◆ **Brief**
Where the string "with" occurs in the material below, report the whole line.

◆ **Records supplied**
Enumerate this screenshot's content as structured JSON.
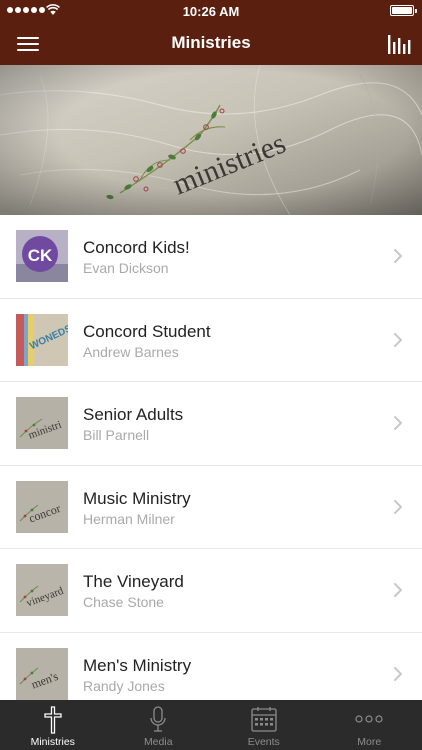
{
  "status_bar": {
    "time": "10:26 AM"
  },
  "nav": {
    "title": "Ministries"
  },
  "hero": {
    "text": "ministries"
  },
  "ministries": [
    {
      "title": "Concord Kids!",
      "leader": "Evan Dickson",
      "thumb_text": "CK"
    },
    {
      "title": "Concord Student",
      "leader": "Andrew Barnes",
      "thumb_text": "WONEDS"
    },
    {
      "title": "Senior Adults",
      "leader": "Bill Parnell",
      "thumb_text": "ministri"
    },
    {
      "title": "Music Ministry",
      "leader": "Herman Milner",
      "thumb_text": "concor"
    },
    {
      "title": "The Vineyard",
      "leader": "Chase Stone",
      "thumb_text": "vineyard"
    },
    {
      "title": "Men's Ministry",
      "leader": "Randy Jones",
      "thumb_text": "men's"
    }
  ],
  "tabs": [
    {
      "label": "Ministries",
      "icon": "cross-icon",
      "active": true
    },
    {
      "label": "Media",
      "icon": "microphone-icon",
      "active": false
    },
    {
      "label": "Events",
      "icon": "calendar-icon",
      "active": false
    },
    {
      "label": "More",
      "icon": "more-icon",
      "active": false
    }
  ],
  "colors": {
    "brand": "#5a1f0e",
    "tab_bar": "#2b2b2b",
    "subtitle": "#a9a9a9",
    "paper": "#c9c4b8"
  }
}
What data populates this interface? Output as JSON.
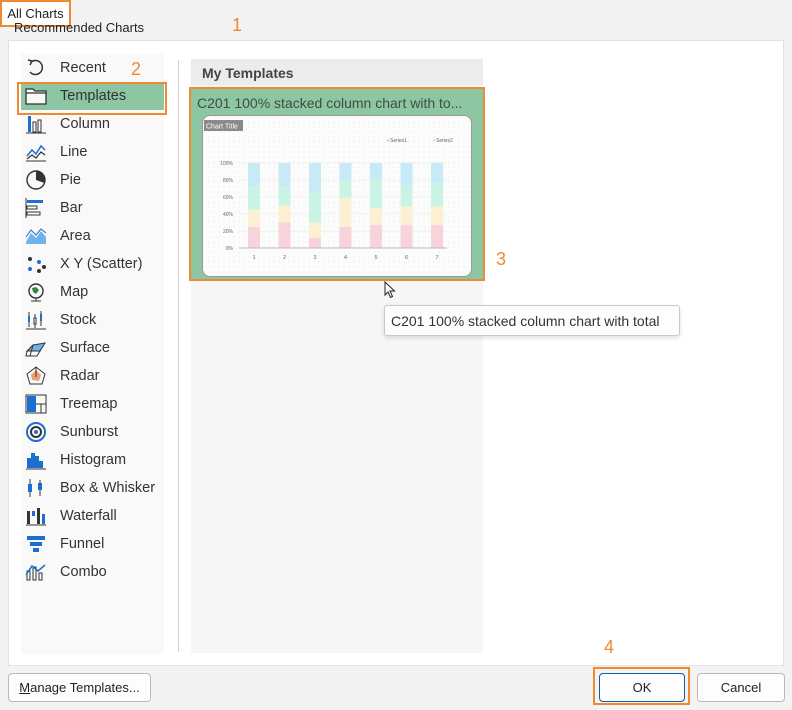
{
  "tabs": {
    "recommended": "Recommended Charts",
    "all": "All Charts"
  },
  "annotations": {
    "one": "1",
    "two": "2",
    "three": "3",
    "four": "4"
  },
  "categories": [
    {
      "label": "Recent",
      "icon": "recent-icon"
    },
    {
      "label": "Templates",
      "icon": "folder-icon"
    },
    {
      "label": "Column",
      "icon": "column-chart-icon"
    },
    {
      "label": "Line",
      "icon": "line-chart-icon"
    },
    {
      "label": "Pie",
      "icon": "pie-chart-icon"
    },
    {
      "label": "Bar",
      "icon": "bar-chart-icon"
    },
    {
      "label": "Area",
      "icon": "area-chart-icon"
    },
    {
      "label": "X Y (Scatter)",
      "icon": "scatter-chart-icon"
    },
    {
      "label": "Map",
      "icon": "map-chart-icon"
    },
    {
      "label": "Stock",
      "icon": "stock-chart-icon"
    },
    {
      "label": "Surface",
      "icon": "surface-chart-icon"
    },
    {
      "label": "Radar",
      "icon": "radar-chart-icon"
    },
    {
      "label": "Treemap",
      "icon": "treemap-chart-icon"
    },
    {
      "label": "Sunburst",
      "icon": "sunburst-chart-icon"
    },
    {
      "label": "Histogram",
      "icon": "histogram-chart-icon"
    },
    {
      "label": "Box & Whisker",
      "icon": "box-whisker-chart-icon"
    },
    {
      "label": "Waterfall",
      "icon": "waterfall-chart-icon"
    },
    {
      "label": "Funnel",
      "icon": "funnel-chart-icon"
    },
    {
      "label": "Combo",
      "icon": "combo-chart-icon"
    }
  ],
  "templates": {
    "header": "My Templates",
    "card_title": "C201 100% stacked column chart with to...",
    "tooltip": "C201 100% stacked column chart with total"
  },
  "preview": {
    "title": "Chart Title",
    "legend": [
      "Series1",
      "Series2"
    ],
    "y_ticks": [
      "100%",
      "80%",
      "60%",
      "40%",
      "20%",
      "0%"
    ],
    "x_ticks": [
      "1",
      "2",
      "3",
      "4",
      "5",
      "6",
      "7"
    ],
    "colors": [
      "#f9d3dc",
      "#fcefd2",
      "#c9f3e4",
      "#c8eaf6"
    ]
  },
  "buttons": {
    "manage": "Manage Templates...",
    "ok": "OK",
    "cancel": "Cancel"
  },
  "accent": "#f08a32",
  "selected_bg": "#8dc6a2"
}
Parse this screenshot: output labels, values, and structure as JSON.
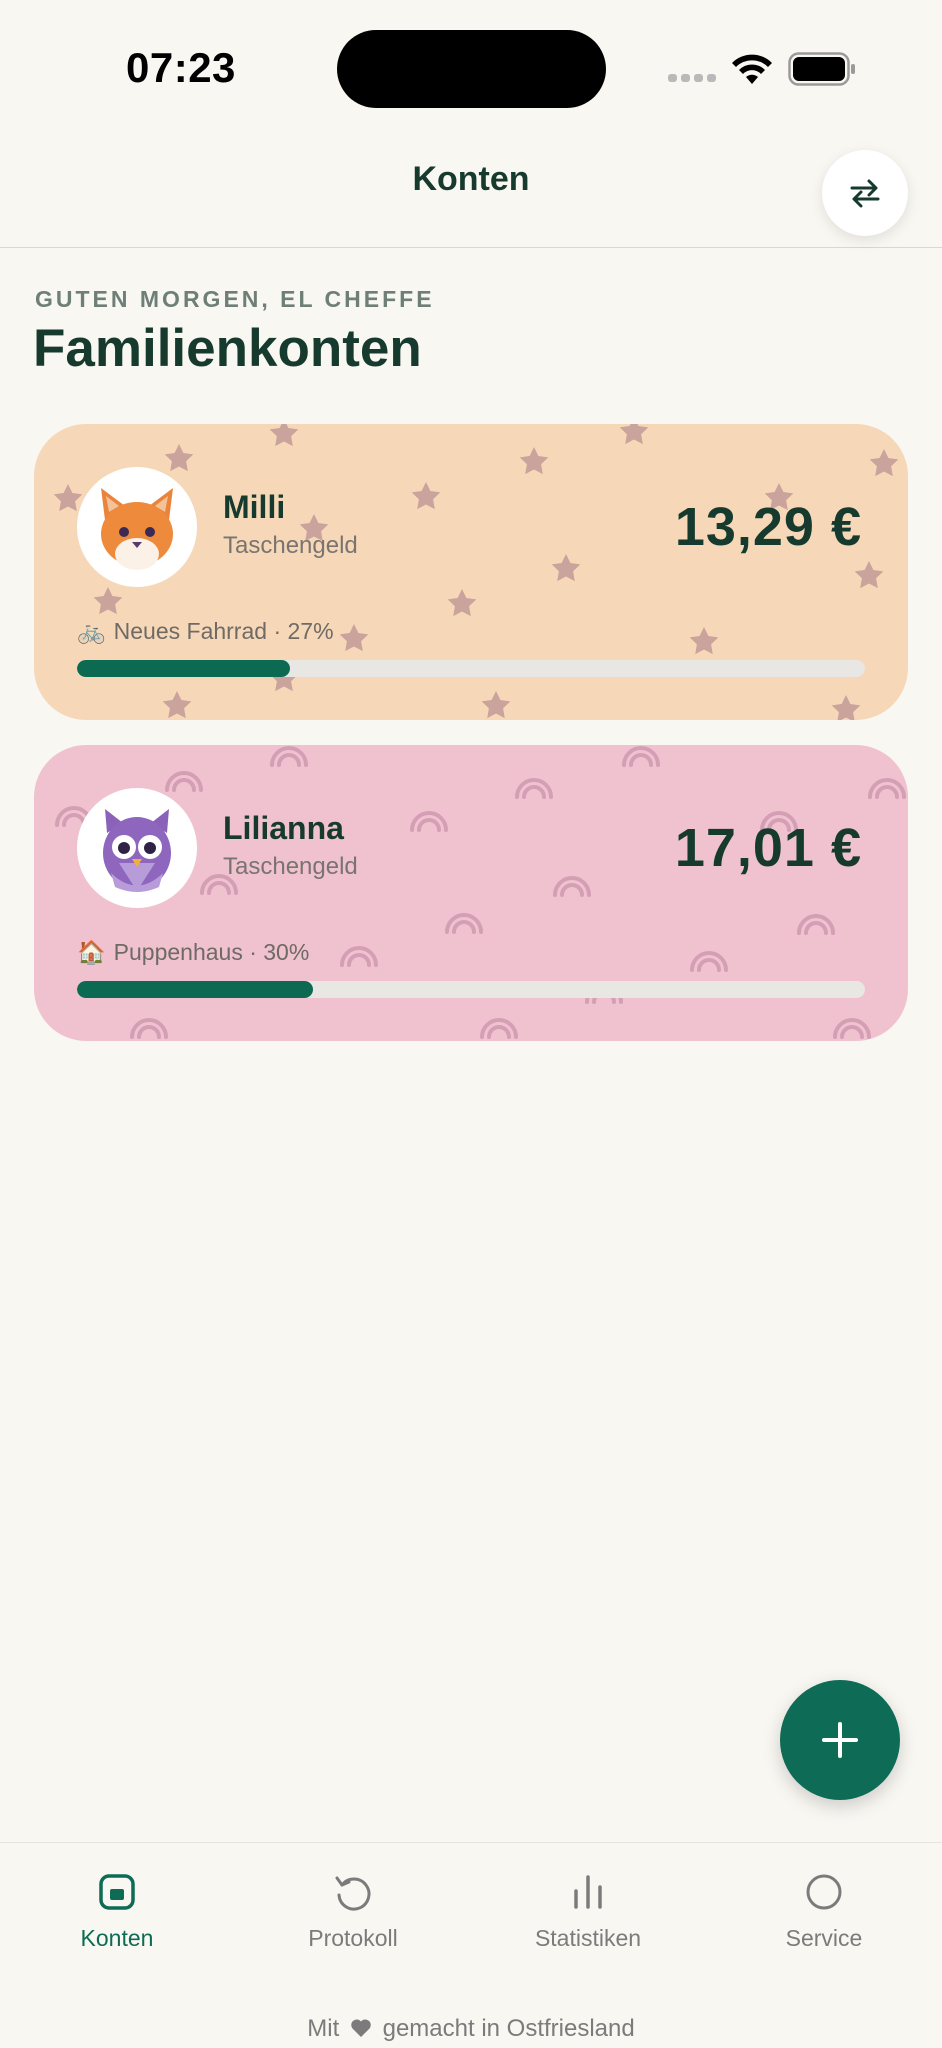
{
  "status_bar": {
    "time": "07:23"
  },
  "header": {
    "title": "Konten",
    "swap_icon": "swap-arrows-icon"
  },
  "greeting": "GUTEN MORGEN, EL CHEFFE",
  "page_title": "Familienkonten",
  "accounts": [
    {
      "name": "Milli",
      "type": "Taschengeld",
      "balance": "13,29 €",
      "avatar": "cat-avatar",
      "goal_icon": "🚲",
      "goal": "Neues Fahrrad · 27%",
      "progress": 0.27,
      "card_color": "#f6d8b8",
      "pattern": "stars"
    },
    {
      "name": "Lilianna",
      "type": "Taschengeld",
      "balance": "17,01 €",
      "avatar": "owl-avatar",
      "goal_icon": "🏠",
      "goal": "Puppenhaus · 30%",
      "progress": 0.3,
      "card_color": "#f0c2d0",
      "pattern": "rainbows"
    }
  ],
  "fab_icon": "plus-icon",
  "tabs": [
    {
      "label": "Konten",
      "icon": "wallet-icon",
      "active": true
    },
    {
      "label": "Protokoll",
      "icon": "history-icon",
      "active": false
    },
    {
      "label": "Statistiken",
      "icon": "bar-chart-icon",
      "active": false
    },
    {
      "label": "Service",
      "icon": "circle-icon",
      "active": false
    }
  ],
  "footer": {
    "prefix": "Mit",
    "suffix": "gemacht in Ostfriesland"
  },
  "colors": {
    "accent": "#0e6b55",
    "text": "#173a2e",
    "background": "#f9f7f2"
  }
}
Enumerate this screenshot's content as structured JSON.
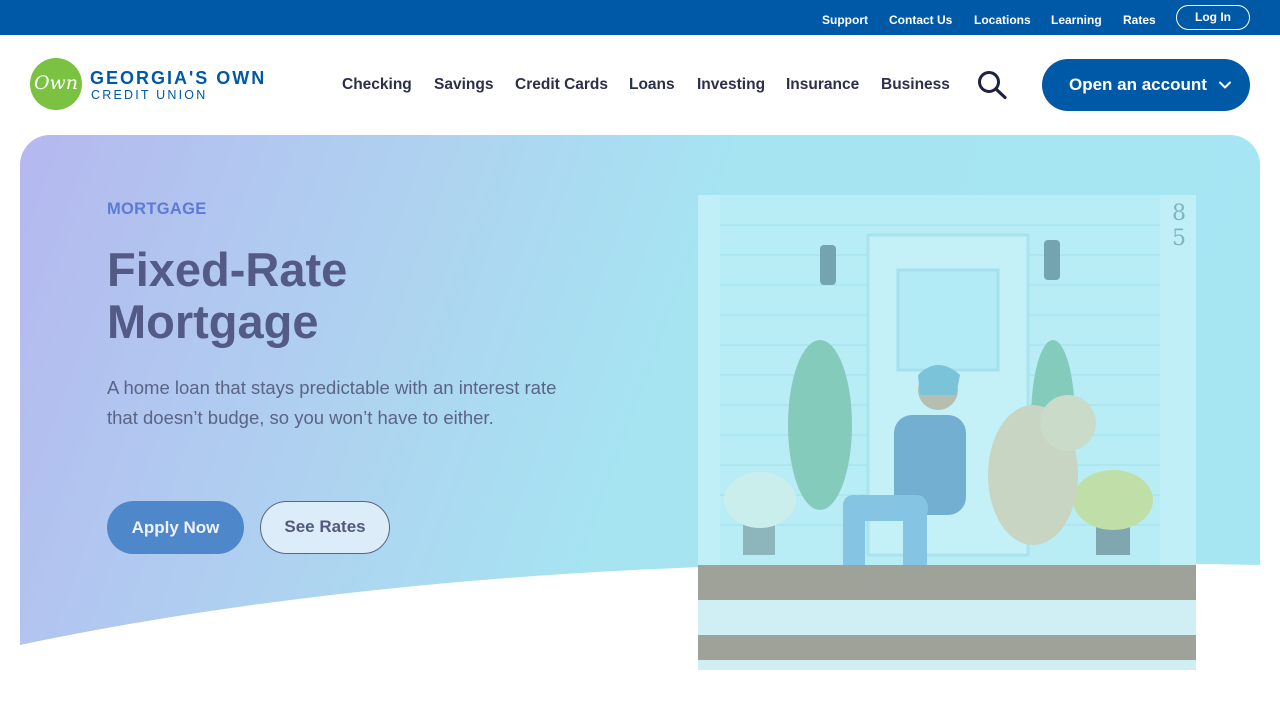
{
  "utility_nav": {
    "links": [
      {
        "label": "Support"
      },
      {
        "label": "Contact Us"
      },
      {
        "label": "Locations"
      },
      {
        "label": "Learning"
      },
      {
        "label": "Rates"
      }
    ],
    "login_label": "Log In"
  },
  "brand": {
    "logo_script": "Own",
    "name": "GEORGIA'S OWN",
    "sub": "CREDIT UNION"
  },
  "main_nav": {
    "items": [
      {
        "label": "Checking"
      },
      {
        "label": "Savings"
      },
      {
        "label": "Credit Cards"
      },
      {
        "label": "Loans"
      },
      {
        "label": "Investing"
      },
      {
        "label": "Insurance"
      },
      {
        "label": "Business"
      }
    ],
    "search_icon": "search-icon",
    "cta_label": "Open an account",
    "cta_icon": "chevron-down-icon"
  },
  "hero": {
    "eyebrow": "MORTGAGE",
    "title": "Fixed-Rate Mortgage",
    "description": "A home loan that stays predictable with an interest rate that doesn’t budge, so you won’t have to either.",
    "primary_button": "Apply Now",
    "secondary_button": "See Rates",
    "house_number": "85"
  },
  "colors": {
    "brand_blue": "#0059a6",
    "logo_green": "#7cc242",
    "hero_gradient_start": "#b5b8ef",
    "hero_gradient_end": "#a6e6f3",
    "apply_button": "#4f87cb"
  }
}
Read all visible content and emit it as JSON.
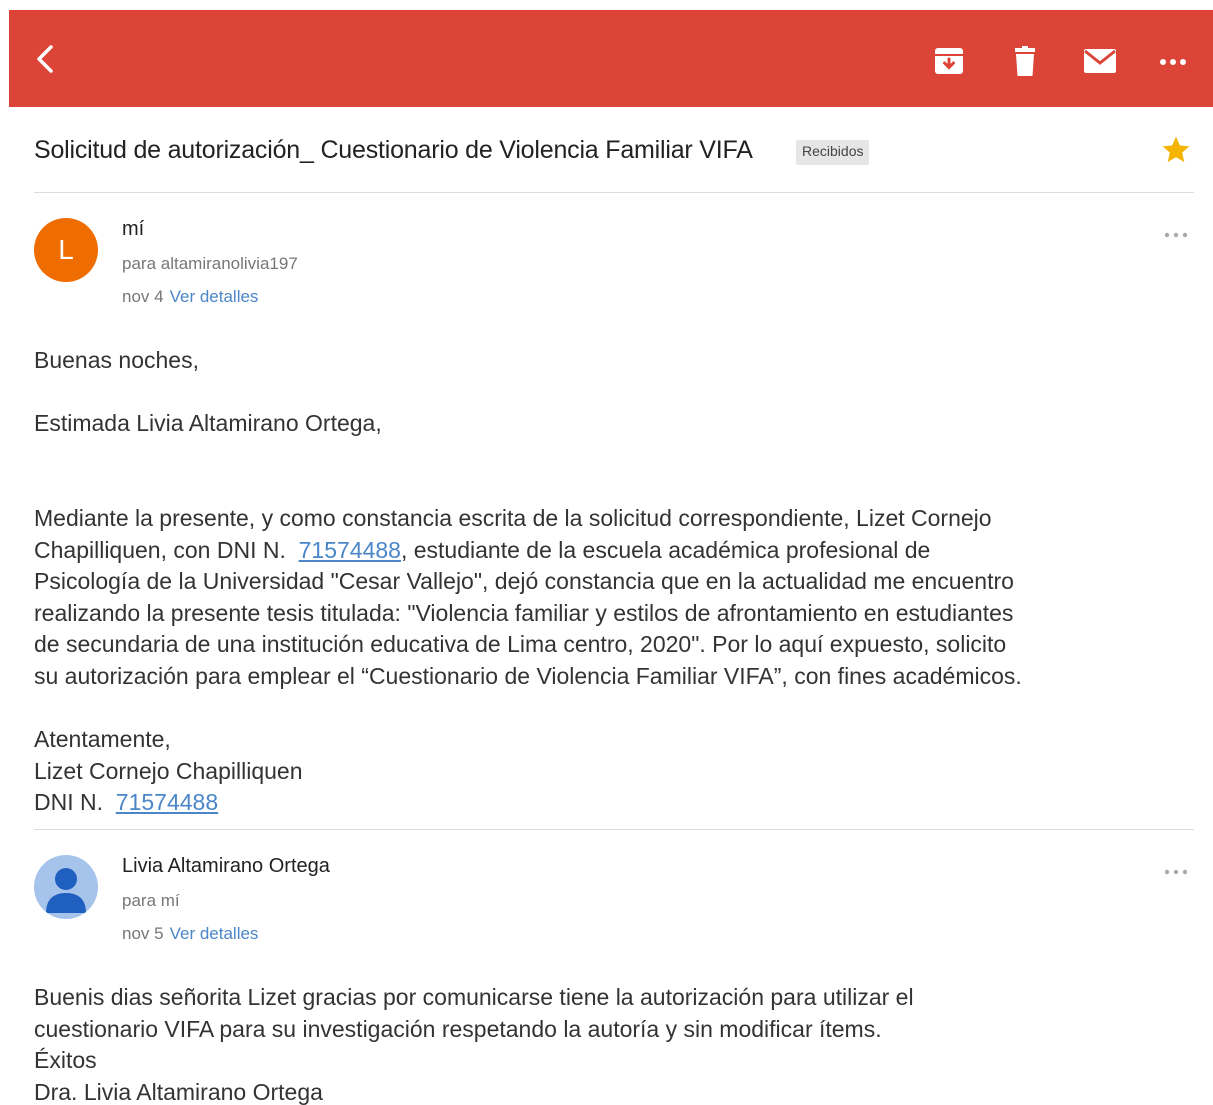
{
  "colors": {
    "accent": "#db4437",
    "link": "#4a86c8",
    "star": "#f4b400",
    "avatar_l": "#ef6c00",
    "avatar_person": "#a6c3ec"
  },
  "toolbar": {
    "icons": [
      "back-arrow-icon",
      "archive-icon",
      "trash-icon",
      "mail-icon",
      "more-icon"
    ]
  },
  "thread": {
    "subject": "Solicitud de autorización_ Cuestionario de Violencia Familiar VIFA",
    "label": "Recibidos",
    "starred": true
  },
  "messages": [
    {
      "avatar_letter": "L",
      "sender": "mí",
      "recipient": "para altamiranolivia197",
      "date": "nov 4",
      "details_label": "Ver detalles",
      "greeting": "Buenas noches,",
      "salutation": "Estimada Livia Altamirano Ortega,",
      "para_lines": [
        "Mediante la presente, y como constancia escrita de la solicitud correspondiente, Lizet Cornejo",
        "Chapilliquen, con DNI N.",
        "71574488",
        ", estudiante de la escuela académica profesional de",
        "Psicología de la Universidad \"Cesar Vallejo\", dejó constancia que en la actualidad me encuentro",
        "realizando la presente tesis titulada: \"Violencia familiar y estilos de afrontamiento en estudiantes",
        "de secundaria de una institución educativa de Lima centro, 2020\". Por lo aquí expuesto, solicito",
        "su autorización para emplear el “Cuestionario de Violencia Familiar VIFA”, con fines académicos."
      ],
      "closing": "Atentamente,",
      "signature_name": "Lizet Cornejo Chapilliquen",
      "signature_dni_label": "DNI N.",
      "signature_dni": "71574488"
    },
    {
      "sender": "Livia Altamirano Ortega",
      "recipient": "para mí",
      "date": "nov 5",
      "details_label": "Ver detalles",
      "lines": [
        "Buenis dias señorita Lizet gracias por comunicarse tiene la autorización para utilizar el",
        "cuestionario VIFA para su investigación respetando la autoría y sin modificar ítems.",
        "Éxitos",
        "Dra. Livia Altamirano Ortega"
      ]
    }
  ]
}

◆ **Exercise solution**
    "card_title": "C201 100% stacked column chart with to...",
    "tooltip": "C201 100% stacked column chart with total"
    "description": "A home loan that stays predictable with an interest rate that doesn’t budge, so you won’t have to either.",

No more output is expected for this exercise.